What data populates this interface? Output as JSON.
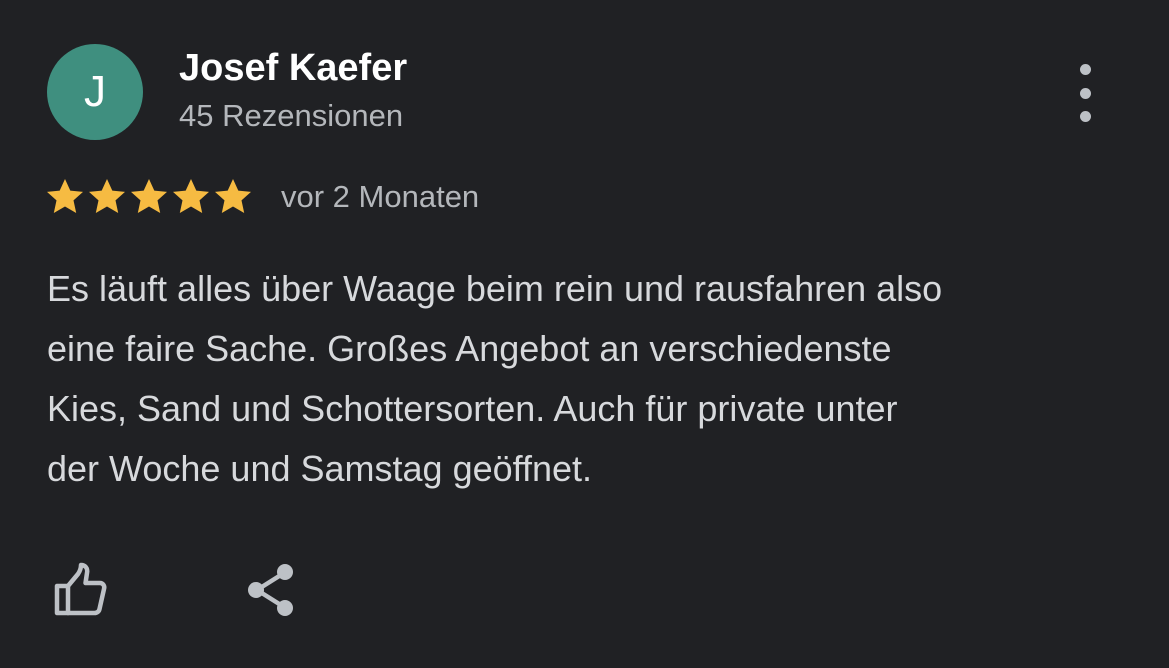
{
  "colors": {
    "background": "#202124",
    "avatar_bg": "#3f8f7f",
    "star": "#f6bb42",
    "text_primary": "#ffffff",
    "text_secondary": "#b4b7bb",
    "icon": "#bdc1c6"
  },
  "reviewer": {
    "initial": "J",
    "name": "Josef Kaefer",
    "review_count": "45 Rezensionen"
  },
  "review": {
    "rating": 5,
    "rating_max": 5,
    "date": "vor 2 Monaten",
    "lines": [
      "Es läuft alles über Waage beim rein und rausfahren also",
      "eine faire Sache. Großes Angebot an verschiedenste",
      "Kies, Sand und Schottersorten. Auch für private unter",
      "der Woche und Samstag geöffnet."
    ]
  },
  "icons": {
    "menu": "more-vert-icon",
    "like": "thumb-up-icon",
    "share": "share-icon",
    "star": "star-icon"
  }
}
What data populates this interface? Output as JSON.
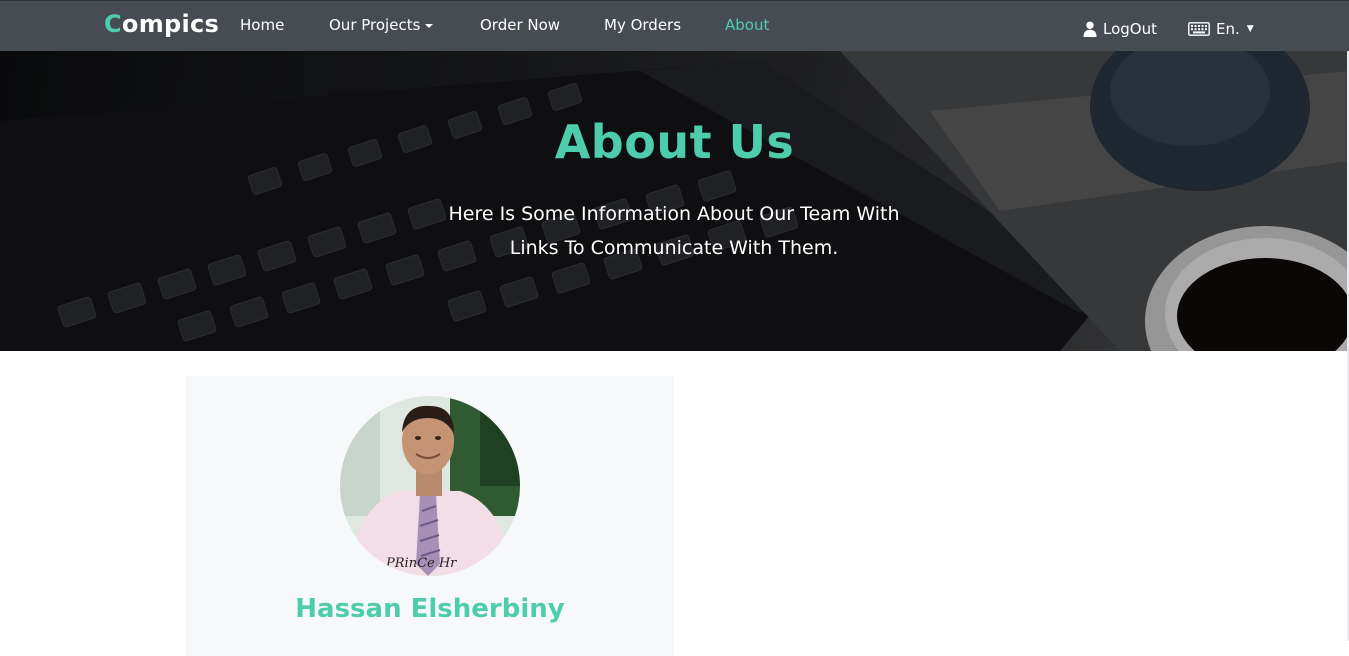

STATED EXERCISE: Transcribe every entry above exactly. Omit all pictures.

WRITTEN ANSWER:
What data populates this interface? Output as JSON.
{
  "colors": {
    "background": "#202124",
    "avatar_bg": "#3f8f7f",
    "star": "#f6bb42",
    "text_primary": "#ffffff",
    "text_secondary": "#b4b7bb",
    "icon": "#bdc1c6"
  },
  "reviewer": {
    "initial": "J",
    "name": "Josef Kaefer",
    "review_count": "45 Rezensionen"
  },
  "review": {
    "rating": 5,
    "rating_max": 5,
    "date": "vor 2 Monaten",
    "lines": [
      "Es läuft alles über Waage beim rein und rausfahren also",
      "eine faire Sache. Großes Angebot an verschiedenste",
      "Kies, Sand und Schottersorten. Auch für private unter",
      "der Woche und Samstag geöffnet."
    ]
  },
  "icons": {
    "menu": "more-vert-icon",
    "like": "thumb-up-icon",
    "share": "share-icon",
    "star": "star-icon"
  }
}
What data populates this interface? Output as JSON.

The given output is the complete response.